**Text passage:**
CMS Improving Nursing Home Compare in April 2019
If you are in the marketing for a nursing home placement for an elderly loved one, you need to know that on March 5, 2019, the Centers for Medicare & Medicaid Services (CMS) announced updates coming next month to Nursing Home Compare and the Five-Star Quality Rating System to strengthen this tool for consumers to compare quality between nursing homes.
According to a CMS news release, the April 2019 updates to Nursing Home Compare are part of a broad range of updates that have been under development for the last several years. The Nursing Home Compare website and Five-Star Quality Rating System were created to help consumers, their families, and caregivers compare nursing homes and identify areas they may want to ask about when looking at nursing home care. The updates further advance CMS’s goals to improve the accuracy and value of the information found on the site and promote quality improvement in nursing home care with the result of better health outcomes for residents.
Nursing Home Compare has a quality rating system that gives each nursing home a rating between 1 and 5 stars. Nursing homes with 5 stars are considered to have above average quality and nursing homes with 1 star are considered to have quality below average. There is one Overall 5-star rating for each nursing home, and a separate rating for each of the following three factors:
Health Inspections: Inspections include the findings on compliance to Medicare and Medicaid health and safety requirements from onsite surveys conducted by state survey agencies at nursing homes.

**Recorded data:**
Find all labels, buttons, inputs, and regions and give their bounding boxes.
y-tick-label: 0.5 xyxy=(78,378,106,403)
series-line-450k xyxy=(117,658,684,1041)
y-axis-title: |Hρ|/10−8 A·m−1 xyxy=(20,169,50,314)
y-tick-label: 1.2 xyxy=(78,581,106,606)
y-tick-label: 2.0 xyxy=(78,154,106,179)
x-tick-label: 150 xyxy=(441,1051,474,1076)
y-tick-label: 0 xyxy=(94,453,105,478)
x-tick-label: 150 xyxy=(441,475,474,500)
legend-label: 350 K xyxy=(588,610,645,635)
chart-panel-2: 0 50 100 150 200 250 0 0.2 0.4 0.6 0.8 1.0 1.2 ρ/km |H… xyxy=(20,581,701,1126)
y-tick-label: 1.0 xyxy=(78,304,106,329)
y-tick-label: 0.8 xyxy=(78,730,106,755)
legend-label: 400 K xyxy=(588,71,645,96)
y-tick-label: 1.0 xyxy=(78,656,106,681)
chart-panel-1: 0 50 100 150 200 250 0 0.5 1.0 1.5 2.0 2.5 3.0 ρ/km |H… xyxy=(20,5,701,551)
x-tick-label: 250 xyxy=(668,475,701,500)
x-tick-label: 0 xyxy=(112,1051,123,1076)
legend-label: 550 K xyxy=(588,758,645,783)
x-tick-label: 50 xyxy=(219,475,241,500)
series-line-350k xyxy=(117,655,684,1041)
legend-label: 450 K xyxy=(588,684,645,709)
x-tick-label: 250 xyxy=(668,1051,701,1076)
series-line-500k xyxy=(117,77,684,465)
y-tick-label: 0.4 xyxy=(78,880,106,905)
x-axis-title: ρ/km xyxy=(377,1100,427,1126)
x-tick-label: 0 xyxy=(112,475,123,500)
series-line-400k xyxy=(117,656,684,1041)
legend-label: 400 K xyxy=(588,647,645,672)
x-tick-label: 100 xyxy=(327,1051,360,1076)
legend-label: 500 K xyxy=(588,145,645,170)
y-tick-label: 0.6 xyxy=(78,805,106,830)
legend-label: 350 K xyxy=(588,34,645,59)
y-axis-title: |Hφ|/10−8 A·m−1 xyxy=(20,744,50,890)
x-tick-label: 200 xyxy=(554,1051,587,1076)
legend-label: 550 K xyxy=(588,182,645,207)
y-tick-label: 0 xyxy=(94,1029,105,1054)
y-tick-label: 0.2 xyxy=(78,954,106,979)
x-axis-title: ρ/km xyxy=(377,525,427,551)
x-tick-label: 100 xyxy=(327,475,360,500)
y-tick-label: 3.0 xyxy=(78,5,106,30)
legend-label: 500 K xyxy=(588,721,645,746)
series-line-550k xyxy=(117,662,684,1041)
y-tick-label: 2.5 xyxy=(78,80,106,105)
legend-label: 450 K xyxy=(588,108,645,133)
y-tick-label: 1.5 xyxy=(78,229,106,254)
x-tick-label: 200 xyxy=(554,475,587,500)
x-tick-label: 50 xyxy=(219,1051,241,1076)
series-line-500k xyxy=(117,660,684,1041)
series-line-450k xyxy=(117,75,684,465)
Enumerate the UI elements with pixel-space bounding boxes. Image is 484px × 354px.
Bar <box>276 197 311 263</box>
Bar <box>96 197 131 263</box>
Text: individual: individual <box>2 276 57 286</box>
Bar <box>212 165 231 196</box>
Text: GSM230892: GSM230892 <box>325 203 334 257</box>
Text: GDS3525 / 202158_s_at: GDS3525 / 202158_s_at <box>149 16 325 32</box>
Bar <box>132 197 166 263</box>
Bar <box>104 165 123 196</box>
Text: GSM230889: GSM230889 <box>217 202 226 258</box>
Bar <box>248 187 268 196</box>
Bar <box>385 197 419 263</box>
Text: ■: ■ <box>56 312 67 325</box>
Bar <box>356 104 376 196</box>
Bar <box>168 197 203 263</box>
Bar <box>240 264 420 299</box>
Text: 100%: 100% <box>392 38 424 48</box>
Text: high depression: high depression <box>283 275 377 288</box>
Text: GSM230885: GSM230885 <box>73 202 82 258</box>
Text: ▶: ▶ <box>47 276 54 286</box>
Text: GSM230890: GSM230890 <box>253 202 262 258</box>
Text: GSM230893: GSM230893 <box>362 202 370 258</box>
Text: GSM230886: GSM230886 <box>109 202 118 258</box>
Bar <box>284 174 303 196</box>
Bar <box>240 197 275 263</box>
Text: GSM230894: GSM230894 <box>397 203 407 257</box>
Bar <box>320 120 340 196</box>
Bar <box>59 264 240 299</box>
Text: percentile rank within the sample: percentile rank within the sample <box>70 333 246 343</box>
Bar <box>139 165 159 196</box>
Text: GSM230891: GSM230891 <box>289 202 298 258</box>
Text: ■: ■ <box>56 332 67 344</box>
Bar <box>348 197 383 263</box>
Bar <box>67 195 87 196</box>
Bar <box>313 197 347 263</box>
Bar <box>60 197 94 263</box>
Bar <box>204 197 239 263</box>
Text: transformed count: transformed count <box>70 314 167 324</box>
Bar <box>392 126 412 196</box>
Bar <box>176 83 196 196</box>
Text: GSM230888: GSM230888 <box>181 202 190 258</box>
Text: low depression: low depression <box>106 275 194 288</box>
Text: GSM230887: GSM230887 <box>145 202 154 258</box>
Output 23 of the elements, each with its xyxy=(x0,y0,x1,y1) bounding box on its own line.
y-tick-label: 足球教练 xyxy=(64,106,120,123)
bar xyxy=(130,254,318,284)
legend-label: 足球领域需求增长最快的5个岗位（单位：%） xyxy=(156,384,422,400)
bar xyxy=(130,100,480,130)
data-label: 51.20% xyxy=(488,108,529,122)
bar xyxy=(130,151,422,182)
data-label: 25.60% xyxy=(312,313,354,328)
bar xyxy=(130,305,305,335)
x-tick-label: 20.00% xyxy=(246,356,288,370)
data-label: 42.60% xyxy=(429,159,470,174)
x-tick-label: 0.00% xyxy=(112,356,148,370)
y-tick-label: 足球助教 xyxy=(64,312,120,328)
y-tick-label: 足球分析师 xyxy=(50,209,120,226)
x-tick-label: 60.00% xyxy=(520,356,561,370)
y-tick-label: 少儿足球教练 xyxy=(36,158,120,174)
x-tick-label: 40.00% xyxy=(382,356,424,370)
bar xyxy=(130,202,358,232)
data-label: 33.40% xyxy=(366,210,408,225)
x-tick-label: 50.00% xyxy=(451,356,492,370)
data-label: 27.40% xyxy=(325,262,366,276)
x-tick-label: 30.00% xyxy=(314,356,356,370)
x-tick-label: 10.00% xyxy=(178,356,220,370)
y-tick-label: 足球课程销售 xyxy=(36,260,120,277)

**What to work on:**
A. According to the article on Nursing Home Compare, on what date did CMS announce the updates?
B. Write what comes next in the article on Nursing Home Compare, picking up right after its last sentence.

**Answers to the problems:**
A. March 5, 2019.

B.
Staffing Levels: The staffing levels are the numbers of nurses available to care for patients in a nursing home at any given time.
Quality Measures: The quality of resident care measures are based on resident assessment and Medicare claims data.
CMS has periodically made improvements to the website and ratings system. Each update has been part of CMS’s ongoing effort to increase the accuracy of information available to consumers and to drive quality improvement at nursing homes across the country.
The April 2019 changes include revisions to the inspection process, enhancement of new staffing information, and implementation of new quality measures.
This includes a lifting of the ‘freeze’ on the health inspection ratings instituted in February 2018. CMS ‘froze’ the health inspection star ratings category after implementing a new survey process for Long-Term Care facilities. Because facilities receive surveys at different times, some facilities would have been surveyed under the old process and others under the new process. Without placing a ‘freeze’ on health inspection star ratings, the facilities would have been scored using two different evaluation processes making the outcomes misaligned and the data inaccurate. CMS ‘froze’ the health inspection star rating score until all nursing homes were surveyed at least once under the new survey process for Long Term Care facilities. Ending the freeze is critical for consumers. In April, they will be able to see the most up to date status of a facility’s compliance, which is a very strong reflection of a facility’s ability to improve and protect each resident’s health and safety.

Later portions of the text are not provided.